- [Request] Hunt for the word "对画线部分提问" across the entries below, copying each line that holds it.

- [Input]
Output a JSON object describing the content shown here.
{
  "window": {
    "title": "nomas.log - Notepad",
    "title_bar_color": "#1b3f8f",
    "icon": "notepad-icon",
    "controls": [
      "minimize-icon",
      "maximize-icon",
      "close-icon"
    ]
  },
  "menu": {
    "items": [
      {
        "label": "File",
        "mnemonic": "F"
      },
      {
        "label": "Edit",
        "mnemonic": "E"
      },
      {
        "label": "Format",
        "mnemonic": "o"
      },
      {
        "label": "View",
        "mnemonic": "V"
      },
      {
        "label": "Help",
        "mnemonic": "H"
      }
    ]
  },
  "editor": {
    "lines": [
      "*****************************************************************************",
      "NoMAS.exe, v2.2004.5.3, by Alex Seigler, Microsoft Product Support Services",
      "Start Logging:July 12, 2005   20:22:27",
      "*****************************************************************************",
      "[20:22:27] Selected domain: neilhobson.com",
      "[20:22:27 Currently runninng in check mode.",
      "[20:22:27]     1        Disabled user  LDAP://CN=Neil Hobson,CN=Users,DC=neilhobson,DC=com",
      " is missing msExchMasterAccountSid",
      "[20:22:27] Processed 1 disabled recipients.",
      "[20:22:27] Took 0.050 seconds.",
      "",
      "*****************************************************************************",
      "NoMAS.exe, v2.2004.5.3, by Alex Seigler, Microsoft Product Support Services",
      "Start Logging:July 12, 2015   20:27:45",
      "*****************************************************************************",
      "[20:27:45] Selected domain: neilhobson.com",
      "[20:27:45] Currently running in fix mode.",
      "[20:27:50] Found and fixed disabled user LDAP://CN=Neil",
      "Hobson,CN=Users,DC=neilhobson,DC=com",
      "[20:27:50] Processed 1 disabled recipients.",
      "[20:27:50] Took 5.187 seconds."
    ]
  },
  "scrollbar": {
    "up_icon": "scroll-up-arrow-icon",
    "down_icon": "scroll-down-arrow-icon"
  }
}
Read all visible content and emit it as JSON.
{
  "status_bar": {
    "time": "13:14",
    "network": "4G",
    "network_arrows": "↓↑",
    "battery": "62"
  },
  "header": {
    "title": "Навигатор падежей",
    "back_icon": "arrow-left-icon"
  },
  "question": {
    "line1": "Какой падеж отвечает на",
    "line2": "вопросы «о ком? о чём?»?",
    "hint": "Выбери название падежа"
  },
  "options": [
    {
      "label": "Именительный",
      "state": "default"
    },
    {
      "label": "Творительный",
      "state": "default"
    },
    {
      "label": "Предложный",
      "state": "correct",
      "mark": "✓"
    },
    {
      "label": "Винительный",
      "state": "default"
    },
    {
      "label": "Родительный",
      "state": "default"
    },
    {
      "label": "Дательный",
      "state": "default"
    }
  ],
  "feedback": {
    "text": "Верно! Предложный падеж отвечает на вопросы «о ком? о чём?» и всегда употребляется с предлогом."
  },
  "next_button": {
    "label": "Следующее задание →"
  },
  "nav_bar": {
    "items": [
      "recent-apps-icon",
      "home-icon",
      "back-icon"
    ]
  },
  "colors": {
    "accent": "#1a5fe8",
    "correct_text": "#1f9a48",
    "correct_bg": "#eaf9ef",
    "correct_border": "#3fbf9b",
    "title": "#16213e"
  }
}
...
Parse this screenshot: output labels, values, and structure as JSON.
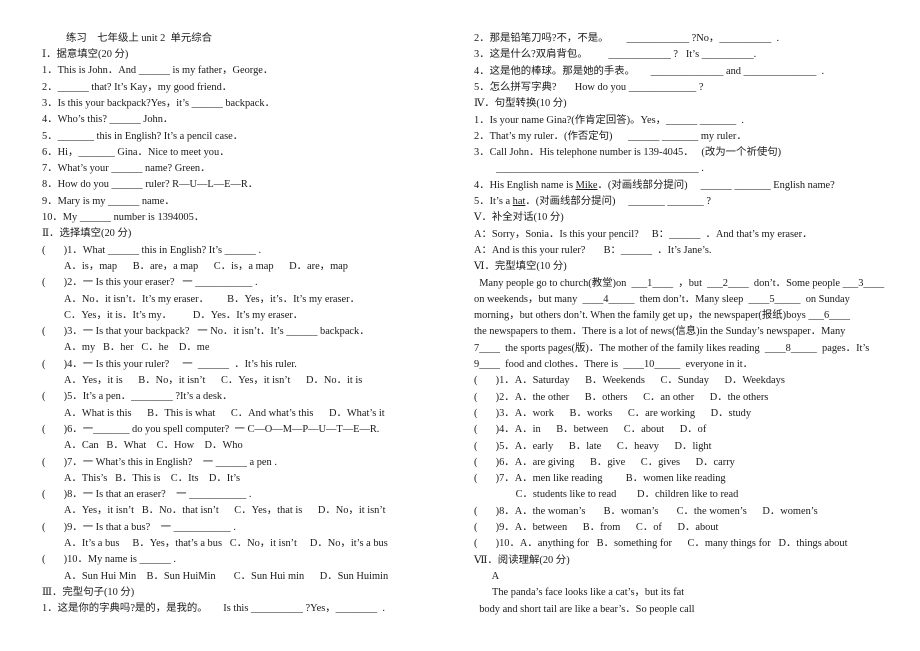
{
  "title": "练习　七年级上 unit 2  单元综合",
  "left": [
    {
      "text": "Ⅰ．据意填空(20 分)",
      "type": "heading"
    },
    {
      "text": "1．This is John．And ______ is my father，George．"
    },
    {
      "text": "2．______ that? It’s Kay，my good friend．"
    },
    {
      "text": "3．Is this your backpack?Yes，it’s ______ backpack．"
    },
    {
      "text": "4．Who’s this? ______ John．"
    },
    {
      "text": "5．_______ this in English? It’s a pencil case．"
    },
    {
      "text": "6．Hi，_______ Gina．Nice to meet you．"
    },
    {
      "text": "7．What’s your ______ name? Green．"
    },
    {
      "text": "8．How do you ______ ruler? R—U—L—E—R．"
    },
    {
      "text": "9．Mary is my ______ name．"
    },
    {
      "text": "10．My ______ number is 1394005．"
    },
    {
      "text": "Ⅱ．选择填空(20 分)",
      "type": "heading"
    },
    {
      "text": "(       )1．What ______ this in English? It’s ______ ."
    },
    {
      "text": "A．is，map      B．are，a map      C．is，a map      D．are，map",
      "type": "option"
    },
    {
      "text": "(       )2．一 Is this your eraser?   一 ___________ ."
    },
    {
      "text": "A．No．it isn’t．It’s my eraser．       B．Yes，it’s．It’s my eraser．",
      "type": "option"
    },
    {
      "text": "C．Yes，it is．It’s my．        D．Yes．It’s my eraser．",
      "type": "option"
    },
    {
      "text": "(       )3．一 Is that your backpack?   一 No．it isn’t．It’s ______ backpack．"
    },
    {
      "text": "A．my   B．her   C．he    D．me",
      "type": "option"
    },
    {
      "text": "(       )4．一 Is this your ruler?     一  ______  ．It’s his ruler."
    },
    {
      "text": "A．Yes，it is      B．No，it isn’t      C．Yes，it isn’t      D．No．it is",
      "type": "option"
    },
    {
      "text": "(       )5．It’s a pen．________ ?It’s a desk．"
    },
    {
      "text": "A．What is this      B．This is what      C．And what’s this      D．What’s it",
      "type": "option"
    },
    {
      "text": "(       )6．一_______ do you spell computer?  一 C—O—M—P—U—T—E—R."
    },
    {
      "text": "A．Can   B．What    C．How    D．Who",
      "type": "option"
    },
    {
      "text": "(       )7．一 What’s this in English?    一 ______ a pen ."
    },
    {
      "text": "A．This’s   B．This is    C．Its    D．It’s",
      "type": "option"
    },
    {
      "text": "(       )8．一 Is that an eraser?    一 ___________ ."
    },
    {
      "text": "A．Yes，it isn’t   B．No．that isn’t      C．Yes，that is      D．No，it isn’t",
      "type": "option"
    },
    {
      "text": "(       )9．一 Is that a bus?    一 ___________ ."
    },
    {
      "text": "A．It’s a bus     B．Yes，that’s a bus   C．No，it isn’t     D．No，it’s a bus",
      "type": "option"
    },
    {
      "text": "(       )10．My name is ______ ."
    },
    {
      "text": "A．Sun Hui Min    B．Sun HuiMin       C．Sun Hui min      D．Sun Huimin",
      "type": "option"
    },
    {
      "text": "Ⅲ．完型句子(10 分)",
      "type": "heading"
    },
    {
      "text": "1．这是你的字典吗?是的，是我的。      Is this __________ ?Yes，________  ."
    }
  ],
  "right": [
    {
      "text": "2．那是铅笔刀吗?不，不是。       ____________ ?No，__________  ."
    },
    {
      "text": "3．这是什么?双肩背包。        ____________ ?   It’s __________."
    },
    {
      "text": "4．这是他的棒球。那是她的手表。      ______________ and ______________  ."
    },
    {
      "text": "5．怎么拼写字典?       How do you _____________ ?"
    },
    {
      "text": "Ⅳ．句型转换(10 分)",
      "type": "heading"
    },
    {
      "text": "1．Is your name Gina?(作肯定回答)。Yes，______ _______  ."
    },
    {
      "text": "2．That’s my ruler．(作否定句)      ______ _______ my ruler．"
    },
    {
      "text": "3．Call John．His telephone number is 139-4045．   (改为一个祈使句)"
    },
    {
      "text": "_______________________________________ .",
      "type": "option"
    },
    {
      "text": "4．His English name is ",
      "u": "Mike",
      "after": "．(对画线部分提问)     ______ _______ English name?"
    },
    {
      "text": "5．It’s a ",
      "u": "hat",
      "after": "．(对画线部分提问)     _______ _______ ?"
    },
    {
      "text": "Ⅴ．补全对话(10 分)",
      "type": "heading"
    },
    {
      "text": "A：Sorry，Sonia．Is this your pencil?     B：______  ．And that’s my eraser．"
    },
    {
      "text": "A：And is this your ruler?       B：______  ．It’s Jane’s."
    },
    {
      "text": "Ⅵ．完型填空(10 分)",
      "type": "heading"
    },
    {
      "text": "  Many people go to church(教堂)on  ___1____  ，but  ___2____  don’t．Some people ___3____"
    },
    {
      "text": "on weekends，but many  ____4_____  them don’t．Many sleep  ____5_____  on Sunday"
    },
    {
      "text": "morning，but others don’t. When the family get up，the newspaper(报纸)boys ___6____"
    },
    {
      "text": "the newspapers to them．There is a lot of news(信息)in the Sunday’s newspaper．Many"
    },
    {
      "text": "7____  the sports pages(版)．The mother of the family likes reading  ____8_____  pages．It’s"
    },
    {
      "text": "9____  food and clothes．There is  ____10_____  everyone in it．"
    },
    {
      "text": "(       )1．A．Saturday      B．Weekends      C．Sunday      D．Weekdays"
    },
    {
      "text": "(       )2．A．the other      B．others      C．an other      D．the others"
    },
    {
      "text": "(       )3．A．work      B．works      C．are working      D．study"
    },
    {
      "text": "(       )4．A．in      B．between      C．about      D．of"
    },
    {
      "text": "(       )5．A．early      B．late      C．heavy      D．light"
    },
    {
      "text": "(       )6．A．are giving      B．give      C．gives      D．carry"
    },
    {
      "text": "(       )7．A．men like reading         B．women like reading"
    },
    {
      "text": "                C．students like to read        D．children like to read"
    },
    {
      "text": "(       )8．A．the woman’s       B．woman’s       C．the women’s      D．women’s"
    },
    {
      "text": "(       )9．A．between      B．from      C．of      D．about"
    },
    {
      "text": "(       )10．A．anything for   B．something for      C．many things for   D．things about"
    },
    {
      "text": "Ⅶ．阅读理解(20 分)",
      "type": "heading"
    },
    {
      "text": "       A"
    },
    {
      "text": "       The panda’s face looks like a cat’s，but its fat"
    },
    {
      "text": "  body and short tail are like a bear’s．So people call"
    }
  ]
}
==
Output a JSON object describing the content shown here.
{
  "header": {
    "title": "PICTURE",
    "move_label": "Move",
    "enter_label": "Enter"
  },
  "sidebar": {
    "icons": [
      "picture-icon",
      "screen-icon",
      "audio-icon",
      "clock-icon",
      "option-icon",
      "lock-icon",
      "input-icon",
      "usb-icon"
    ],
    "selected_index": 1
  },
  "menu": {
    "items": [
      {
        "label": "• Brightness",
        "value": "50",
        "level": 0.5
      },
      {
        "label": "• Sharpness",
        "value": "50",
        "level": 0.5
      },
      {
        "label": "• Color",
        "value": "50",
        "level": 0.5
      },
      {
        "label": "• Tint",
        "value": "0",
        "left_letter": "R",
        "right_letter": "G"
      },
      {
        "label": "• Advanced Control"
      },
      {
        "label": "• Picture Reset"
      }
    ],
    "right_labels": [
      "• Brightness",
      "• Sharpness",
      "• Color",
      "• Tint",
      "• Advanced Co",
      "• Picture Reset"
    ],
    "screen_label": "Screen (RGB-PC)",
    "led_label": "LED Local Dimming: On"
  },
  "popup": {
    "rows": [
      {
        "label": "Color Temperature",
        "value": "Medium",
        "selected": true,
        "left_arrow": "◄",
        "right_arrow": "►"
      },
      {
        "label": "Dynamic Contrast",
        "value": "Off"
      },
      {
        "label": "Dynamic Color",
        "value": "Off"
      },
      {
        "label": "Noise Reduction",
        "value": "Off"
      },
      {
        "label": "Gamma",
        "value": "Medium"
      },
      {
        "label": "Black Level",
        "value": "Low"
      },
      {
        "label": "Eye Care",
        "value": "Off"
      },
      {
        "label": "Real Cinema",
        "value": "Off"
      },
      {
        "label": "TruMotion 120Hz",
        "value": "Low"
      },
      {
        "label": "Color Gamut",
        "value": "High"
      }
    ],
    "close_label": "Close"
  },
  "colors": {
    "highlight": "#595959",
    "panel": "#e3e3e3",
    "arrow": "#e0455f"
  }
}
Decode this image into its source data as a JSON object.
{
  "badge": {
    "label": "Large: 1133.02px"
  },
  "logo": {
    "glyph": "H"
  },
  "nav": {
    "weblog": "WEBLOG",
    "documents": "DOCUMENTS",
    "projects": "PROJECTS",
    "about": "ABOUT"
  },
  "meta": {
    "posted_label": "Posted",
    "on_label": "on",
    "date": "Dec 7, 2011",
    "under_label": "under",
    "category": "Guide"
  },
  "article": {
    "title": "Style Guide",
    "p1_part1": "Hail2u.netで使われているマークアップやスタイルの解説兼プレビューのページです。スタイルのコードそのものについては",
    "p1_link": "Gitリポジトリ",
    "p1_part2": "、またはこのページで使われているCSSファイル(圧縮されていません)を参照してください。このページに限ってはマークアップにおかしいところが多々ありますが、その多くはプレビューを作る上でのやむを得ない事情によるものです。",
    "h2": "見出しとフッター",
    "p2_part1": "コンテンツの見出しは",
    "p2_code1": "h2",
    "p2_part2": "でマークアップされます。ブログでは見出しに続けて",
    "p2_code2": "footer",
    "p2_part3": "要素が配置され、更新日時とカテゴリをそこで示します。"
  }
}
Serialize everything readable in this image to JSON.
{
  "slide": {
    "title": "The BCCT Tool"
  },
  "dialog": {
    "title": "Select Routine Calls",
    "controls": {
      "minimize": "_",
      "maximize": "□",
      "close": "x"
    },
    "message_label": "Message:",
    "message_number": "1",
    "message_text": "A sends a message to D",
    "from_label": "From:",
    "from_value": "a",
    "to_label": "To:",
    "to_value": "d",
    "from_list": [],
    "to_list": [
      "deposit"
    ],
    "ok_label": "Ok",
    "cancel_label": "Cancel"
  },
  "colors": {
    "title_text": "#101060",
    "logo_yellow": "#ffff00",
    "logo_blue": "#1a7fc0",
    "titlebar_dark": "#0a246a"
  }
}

- [Reply to the exercise]
      "after": "．(对画线部分提问)     ______ _______ English name?"
      "after": "．(对画线部分提问)     _______ _______ ?"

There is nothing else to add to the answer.